- SOURCE TEXT:
---

Fort Augusta Prison
- Interactive map of Fort Augusta Prison
- Location: Portmore, St Catherine, Jamaica; 17°58′00″N 76°50′53″W﻿ / ﻿17.96662°N 76.84795°W;
- Status: Closed
- Security class: Maximum security
- Capacity: 250
- Population: Up to 280
- Managed by: Operated by the Department of Correctional Services for the Ministry of National Security

= Fort Augusta Adult Correctional Centre =

Prison in Jamaica

Fort Augusta is a fortification in the parish of St Catherine, Jamaica. Originally built in the 1740s, from 1954 to 2017 the fort was used as a prison.

== History ==
Fort Augusta was originally a fortress built by the English in the 1740s to provide the main defence for Kingston Harbour’s west side. It was completed in the 1750s and named Fort Augusta in honour of the mother of King George III. In 1763 lightning struck the fort and its three thousand barrels of gunpowder causing an explosion that broke windows 17 miles away and killed three hundred people. The shocks created a crater which had to be filled before reconstruction could begin. During the American Revolution the fort was occupied by the Duke of Cumberland's Regiment. The remains of the fortress now consists of massive crumbling walls of brick that have been fortified with other materials (including barbed wire).

---

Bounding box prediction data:
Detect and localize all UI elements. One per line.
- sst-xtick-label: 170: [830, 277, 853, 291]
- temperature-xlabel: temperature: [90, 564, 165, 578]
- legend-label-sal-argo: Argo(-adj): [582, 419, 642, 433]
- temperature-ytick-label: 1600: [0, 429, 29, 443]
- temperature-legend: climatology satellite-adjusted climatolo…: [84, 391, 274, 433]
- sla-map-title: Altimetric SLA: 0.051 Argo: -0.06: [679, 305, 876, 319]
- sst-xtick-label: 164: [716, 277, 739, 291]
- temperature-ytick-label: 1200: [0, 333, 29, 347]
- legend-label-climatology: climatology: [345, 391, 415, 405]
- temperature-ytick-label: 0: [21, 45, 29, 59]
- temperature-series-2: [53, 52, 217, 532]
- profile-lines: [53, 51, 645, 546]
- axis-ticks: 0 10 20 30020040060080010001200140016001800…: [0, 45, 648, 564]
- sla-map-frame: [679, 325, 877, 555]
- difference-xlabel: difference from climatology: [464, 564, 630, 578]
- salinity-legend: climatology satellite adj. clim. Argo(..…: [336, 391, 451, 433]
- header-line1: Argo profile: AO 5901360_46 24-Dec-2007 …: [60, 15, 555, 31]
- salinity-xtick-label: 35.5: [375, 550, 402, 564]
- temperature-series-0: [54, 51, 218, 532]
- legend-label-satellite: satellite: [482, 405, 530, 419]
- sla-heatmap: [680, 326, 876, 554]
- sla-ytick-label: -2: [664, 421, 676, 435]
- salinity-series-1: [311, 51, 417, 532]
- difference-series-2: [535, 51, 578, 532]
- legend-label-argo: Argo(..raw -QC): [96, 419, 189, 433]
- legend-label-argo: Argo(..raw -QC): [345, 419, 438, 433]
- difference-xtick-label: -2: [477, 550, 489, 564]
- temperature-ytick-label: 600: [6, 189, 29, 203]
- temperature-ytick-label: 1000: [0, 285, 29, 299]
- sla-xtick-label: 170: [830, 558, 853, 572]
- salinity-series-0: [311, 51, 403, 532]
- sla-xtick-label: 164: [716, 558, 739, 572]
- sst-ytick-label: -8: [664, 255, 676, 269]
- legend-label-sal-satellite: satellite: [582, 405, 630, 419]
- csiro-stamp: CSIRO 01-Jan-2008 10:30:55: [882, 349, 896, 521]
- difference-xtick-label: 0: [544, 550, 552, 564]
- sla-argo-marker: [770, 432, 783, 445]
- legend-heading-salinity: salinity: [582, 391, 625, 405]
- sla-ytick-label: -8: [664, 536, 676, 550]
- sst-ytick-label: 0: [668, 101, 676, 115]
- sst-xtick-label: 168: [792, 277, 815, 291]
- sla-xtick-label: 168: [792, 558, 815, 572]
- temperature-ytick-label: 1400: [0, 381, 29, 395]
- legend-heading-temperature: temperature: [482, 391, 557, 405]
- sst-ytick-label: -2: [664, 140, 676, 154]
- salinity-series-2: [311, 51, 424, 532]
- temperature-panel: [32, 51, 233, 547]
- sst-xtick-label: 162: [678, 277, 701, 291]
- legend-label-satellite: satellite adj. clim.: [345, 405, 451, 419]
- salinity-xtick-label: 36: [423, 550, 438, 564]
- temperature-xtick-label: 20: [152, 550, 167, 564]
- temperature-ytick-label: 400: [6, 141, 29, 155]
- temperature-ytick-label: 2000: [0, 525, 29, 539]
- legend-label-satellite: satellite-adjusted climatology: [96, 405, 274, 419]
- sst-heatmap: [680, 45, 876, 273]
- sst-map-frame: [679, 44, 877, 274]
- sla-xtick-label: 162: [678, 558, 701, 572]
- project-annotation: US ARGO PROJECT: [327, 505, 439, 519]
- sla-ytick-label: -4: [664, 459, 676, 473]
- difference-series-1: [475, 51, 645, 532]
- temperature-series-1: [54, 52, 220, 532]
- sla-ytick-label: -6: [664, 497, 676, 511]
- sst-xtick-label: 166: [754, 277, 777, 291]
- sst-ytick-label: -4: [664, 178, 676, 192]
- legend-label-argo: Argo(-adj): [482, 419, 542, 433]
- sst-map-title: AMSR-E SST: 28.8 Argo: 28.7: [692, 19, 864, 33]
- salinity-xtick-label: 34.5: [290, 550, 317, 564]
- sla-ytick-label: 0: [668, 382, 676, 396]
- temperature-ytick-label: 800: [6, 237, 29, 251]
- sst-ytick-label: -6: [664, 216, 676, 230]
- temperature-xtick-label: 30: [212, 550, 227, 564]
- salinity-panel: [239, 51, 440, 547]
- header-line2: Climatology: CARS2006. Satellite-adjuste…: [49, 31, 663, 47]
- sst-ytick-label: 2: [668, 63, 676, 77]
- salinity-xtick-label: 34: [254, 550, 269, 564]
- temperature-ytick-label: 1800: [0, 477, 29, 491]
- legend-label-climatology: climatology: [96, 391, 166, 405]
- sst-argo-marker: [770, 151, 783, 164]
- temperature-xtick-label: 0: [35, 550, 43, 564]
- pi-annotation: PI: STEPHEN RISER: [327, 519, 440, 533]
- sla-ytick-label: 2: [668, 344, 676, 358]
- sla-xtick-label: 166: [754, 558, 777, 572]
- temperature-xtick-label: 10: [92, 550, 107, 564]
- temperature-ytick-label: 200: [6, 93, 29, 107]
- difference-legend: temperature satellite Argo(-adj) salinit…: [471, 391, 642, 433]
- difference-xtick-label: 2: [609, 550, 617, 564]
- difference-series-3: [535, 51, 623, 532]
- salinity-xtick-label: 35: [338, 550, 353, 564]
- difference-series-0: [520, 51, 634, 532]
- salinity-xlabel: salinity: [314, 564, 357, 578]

---

- WORK ORDER A:
Retype the Fort Augusta text, starting at "Fort Augusta is" and ending at "as a prison.".
- WORK ORDER B:
Using the Fort Augusta text, answer the following:
(i) What capacity is listed for the prison?
(ii) During which years was the fort used as a prison?
(iii) How many people were killed by the 1763 explosion?

- RESPONSE AREA A:
Fort Augusta is a fortification in the parish of St Catherine, Jamaica. Originally built in the 1740s, from 1954 to 2017 the fort was used as a prison.

- RESPONSE AREA B:
(i) 250
(ii) From 1954 to 2017
(iii) Three hundred